* [Stated problem]:
Write out the material again word for word, dropping any images it holds.

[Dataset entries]
§ §
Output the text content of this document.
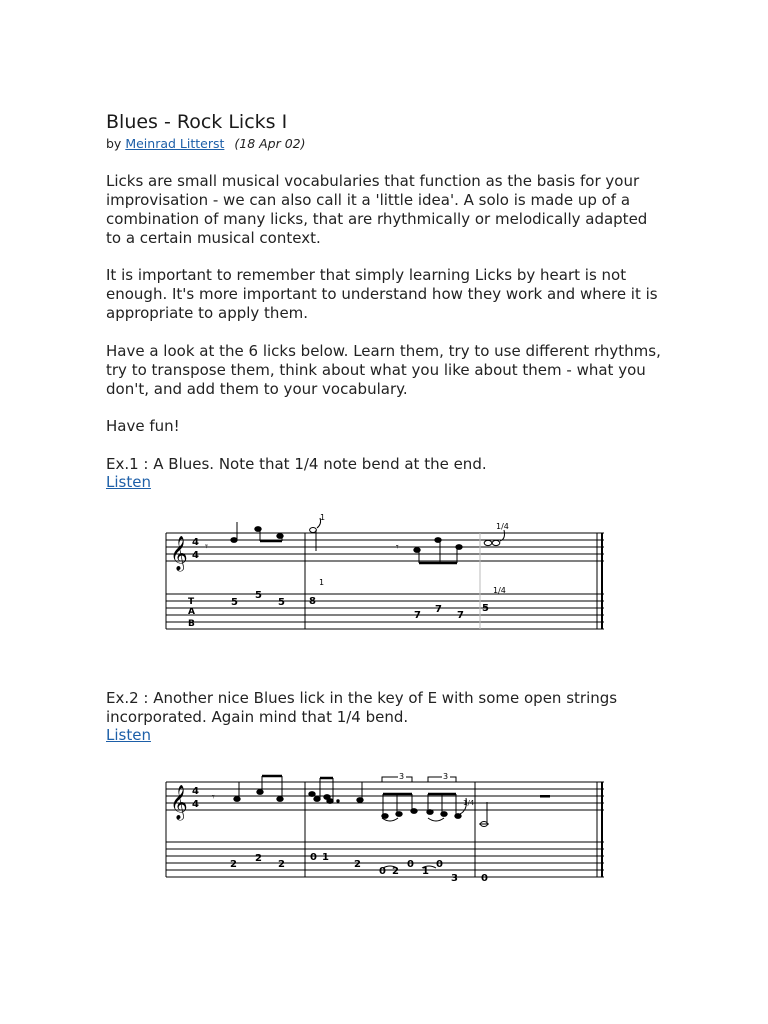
Blues - Rock Licks I
by Meinrad Litterst (18 Apr 02)

Licks are small musical vocabularies that function as the basis for your improvisation - we can also call it a 'little idea'. A solo is made up of a combination of many licks, that are rhythmically or melodically adapted to a certain musical context.

It is important to remember that simply learning Licks by heart is not enough. It's more important to understand how they work and where it is appropriate to apply them.

Have a look at the 6 licks below. Learn them, try to use different rhythms, try to transpose them, think about what you like about them - what you don't, and add them to your vocabulary.

Have fun!

Ex.1 : A Blues. Note that 1/4 note bend at the end.

Listen
𝄞 4
4
𝄾	𝄾
1
1/4
T
A
B
5
5
5 8
1
7
7
7
5
1/4

Ex.2 : Another nice Blues lick in the key of E with some open strings incorporated. Again mind that 1/4 bend.

Listen
𝄞 4
4
𝄾
3	3
1/4
2
2
2
0 1
2
0 2
0
1
0
3 0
§ §
* [Completed task]:
Output the text content of this document.
Blues - Rock Licks I
by Meinrad Litterst (18 Apr 02)

Licks are small musical vocabularies that function as the basis for your improvisation - we can also call it a 'little idea'. A solo is made up of a combination of many licks, that are rhythmically or melodically adapted to a certain musical context.

It is important to remember that simply learning Licks by heart is not enough. It's more important to understand how they work and where it is appropriate to apply them.

Have a look at the 6 licks below. Learn them, try to use different rhythms, try to transpose them, think about what you like about them - what you don't, and add them to your vocabulary.

Have fun!

Ex.1 : A Blues. Note that 1/4 note bend at the end.

Listen
𝄞 4
4
𝄾	𝄾
1
1/4
T
A
B
5
5
5 8
1
7
7
7
5
1/4

Ex.2 : Another nice Blues lick in the key of E with some open strings incorporated. Again mind that 1/4 bend.

Listen
𝄞 4
4
𝄾
3	3
1/4
2
2
2
0 1
2
0 2
0
1
0
3 0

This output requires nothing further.